[Dataset items]
* BEGIN *
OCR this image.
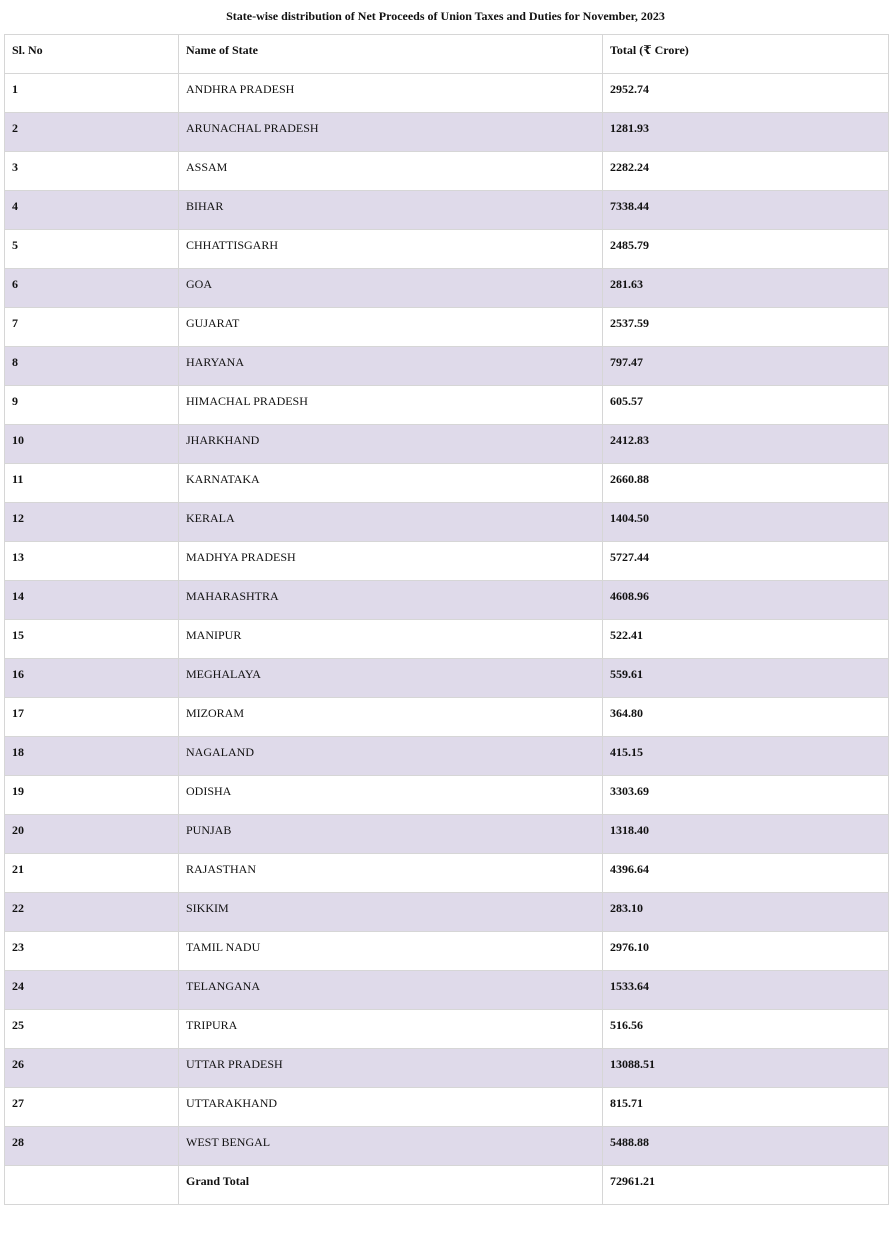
State-wise distribution of Net Proceeds of Union Taxes and Duties for November, 2023
Sl. No	Name of State	Total (₹ Crore)
1	ANDHRA PRADESH	2952.74
2	ARUNACHAL PRADESH	1281.93
3	ASSAM	2282.24
4	BIHAR	7338.44
5	CHHATTISGARH	2485.79
6	GOA	281.63
7	GUJARAT	2537.59
8	HARYANA	797.47
9	HIMACHAL PRADESH	605.57
10	JHARKHAND	2412.83
11	KARNATAKA	2660.88
12	KERALA	1404.50
13	MADHYA PRADESH	5727.44
14	MAHARASHTRA	4608.96
15	MANIPUR	522.41
16	MEGHALAYA	559.61
17	MIZORAM	364.80
18	NAGALAND	415.15
19	ODISHA	3303.69
20	PUNJAB	1318.40
21	RAJASTHAN	4396.64
22	SIKKIM	283.10
23	TAMIL NADU	2976.10
24	TELANGANA	1533.64
25	TRIPURA	516.56
26	UTTAR PRADESH	13088.51
27	UTTARAKHAND	815.71
28	WEST BENGAL	5488.88
	Grand Total	72961.21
* END *
Set problem:
All of the material above is to be copied exactly, except for its images.

Expected output:
OCR this image.
State-wise distribution of Net Proceeds of Union Taxes and Duties for November, 2023
Sl. No	Name of State	Total (₹ Crore)
1	ANDHRA PRADESH	2952.74
2	ARUNACHAL PRADESH	1281.93
3	ASSAM	2282.24
4	BIHAR	7338.44
5	CHHATTISGARH	2485.79
6	GOA	281.63
7	GUJARAT	2537.59
8	HARYANA	797.47
9	HIMACHAL PRADESH	605.57
10	JHARKHAND	2412.83
11	KARNATAKA	2660.88
12	KERALA	1404.50
13	MADHYA PRADESH	5727.44
14	MAHARASHTRA	4608.96
15	MANIPUR	522.41
16	MEGHALAYA	559.61
17	MIZORAM	364.80
18	NAGALAND	415.15
19	ODISHA	3303.69
20	PUNJAB	1318.40
21	RAJASTHAN	4396.64
22	SIKKIM	283.10
23	TAMIL NADU	2976.10
24	TELANGANA	1533.64
25	TRIPURA	516.56
26	UTTAR PRADESH	13088.51
27	UTTARAKHAND	815.71
28	WEST BENGAL	5488.88
	Grand Total	72961.21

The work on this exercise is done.